> _Exercise prompt_
Return the lines below that carry the word "Anchor".

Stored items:
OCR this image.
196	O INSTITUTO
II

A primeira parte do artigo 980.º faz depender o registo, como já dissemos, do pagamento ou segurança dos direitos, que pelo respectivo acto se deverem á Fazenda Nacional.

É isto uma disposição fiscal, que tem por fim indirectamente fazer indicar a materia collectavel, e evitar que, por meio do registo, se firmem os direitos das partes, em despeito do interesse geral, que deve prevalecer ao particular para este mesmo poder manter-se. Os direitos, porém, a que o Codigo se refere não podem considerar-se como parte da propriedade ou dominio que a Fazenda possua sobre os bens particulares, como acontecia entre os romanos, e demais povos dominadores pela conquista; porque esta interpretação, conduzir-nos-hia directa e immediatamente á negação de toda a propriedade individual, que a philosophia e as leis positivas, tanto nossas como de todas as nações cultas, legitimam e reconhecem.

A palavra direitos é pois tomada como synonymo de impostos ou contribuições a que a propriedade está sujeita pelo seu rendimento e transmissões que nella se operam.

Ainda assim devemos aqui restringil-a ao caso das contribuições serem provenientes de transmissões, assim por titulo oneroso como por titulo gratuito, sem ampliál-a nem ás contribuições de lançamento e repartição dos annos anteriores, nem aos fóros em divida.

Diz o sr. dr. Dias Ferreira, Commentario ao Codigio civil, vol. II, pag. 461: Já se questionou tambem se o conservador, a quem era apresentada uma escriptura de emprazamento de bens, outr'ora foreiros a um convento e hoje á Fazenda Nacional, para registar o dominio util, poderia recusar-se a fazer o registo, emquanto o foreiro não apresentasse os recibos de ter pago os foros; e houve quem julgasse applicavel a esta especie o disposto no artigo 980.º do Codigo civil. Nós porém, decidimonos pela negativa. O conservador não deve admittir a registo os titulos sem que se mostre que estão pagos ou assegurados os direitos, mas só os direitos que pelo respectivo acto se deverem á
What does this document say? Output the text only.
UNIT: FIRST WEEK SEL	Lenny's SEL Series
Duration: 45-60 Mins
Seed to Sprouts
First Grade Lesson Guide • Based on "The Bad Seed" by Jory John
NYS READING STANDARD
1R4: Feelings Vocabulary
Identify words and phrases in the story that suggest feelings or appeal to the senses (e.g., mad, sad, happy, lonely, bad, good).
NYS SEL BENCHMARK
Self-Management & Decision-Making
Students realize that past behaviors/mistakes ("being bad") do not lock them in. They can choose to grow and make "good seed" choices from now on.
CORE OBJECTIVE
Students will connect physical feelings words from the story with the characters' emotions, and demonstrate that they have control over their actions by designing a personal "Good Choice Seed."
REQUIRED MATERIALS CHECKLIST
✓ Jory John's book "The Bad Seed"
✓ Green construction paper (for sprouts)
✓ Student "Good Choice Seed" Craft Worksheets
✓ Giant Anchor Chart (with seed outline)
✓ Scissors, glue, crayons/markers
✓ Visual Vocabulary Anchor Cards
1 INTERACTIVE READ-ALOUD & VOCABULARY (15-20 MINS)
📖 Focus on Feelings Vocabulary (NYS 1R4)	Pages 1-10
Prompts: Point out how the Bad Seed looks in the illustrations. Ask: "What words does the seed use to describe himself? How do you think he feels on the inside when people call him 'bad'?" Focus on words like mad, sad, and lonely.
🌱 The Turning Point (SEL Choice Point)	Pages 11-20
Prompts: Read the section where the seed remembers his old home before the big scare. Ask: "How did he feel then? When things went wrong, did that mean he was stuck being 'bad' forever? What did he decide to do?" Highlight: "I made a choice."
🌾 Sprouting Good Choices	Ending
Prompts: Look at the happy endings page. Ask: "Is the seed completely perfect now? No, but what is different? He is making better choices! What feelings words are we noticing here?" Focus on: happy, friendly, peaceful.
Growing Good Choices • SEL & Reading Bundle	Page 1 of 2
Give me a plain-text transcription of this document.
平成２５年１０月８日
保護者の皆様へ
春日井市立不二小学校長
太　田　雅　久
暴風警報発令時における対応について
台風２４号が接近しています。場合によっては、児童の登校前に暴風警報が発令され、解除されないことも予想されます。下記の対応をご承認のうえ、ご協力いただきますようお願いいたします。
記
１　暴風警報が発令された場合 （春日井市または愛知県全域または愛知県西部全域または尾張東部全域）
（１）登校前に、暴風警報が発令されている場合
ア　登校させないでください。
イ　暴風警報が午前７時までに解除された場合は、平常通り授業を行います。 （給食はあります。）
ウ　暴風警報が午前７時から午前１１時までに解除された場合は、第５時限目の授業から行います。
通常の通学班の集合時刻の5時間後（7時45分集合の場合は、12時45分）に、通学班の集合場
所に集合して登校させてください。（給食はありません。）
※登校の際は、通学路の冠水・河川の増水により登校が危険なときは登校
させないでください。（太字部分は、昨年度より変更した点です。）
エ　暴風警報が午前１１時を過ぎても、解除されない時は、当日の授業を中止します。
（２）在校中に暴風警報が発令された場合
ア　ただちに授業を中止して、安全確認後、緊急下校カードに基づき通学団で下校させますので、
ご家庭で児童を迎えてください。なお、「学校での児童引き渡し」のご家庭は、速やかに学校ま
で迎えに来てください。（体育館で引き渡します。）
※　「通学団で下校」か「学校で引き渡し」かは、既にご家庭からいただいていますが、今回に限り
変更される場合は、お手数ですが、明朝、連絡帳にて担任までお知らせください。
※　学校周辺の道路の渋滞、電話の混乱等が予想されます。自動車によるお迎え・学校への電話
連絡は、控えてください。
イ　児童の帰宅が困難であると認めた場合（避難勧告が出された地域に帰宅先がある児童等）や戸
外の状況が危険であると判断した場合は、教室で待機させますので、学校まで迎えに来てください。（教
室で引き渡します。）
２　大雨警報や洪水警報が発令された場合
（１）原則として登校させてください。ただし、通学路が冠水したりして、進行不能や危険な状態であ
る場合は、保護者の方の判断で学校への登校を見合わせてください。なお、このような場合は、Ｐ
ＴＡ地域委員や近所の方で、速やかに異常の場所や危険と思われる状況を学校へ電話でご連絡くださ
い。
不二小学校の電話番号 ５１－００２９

> _Answer for the task_
✓ Giant Anchor Chart (with seed outline)
✓ Visual Vocabulary Anchor Cards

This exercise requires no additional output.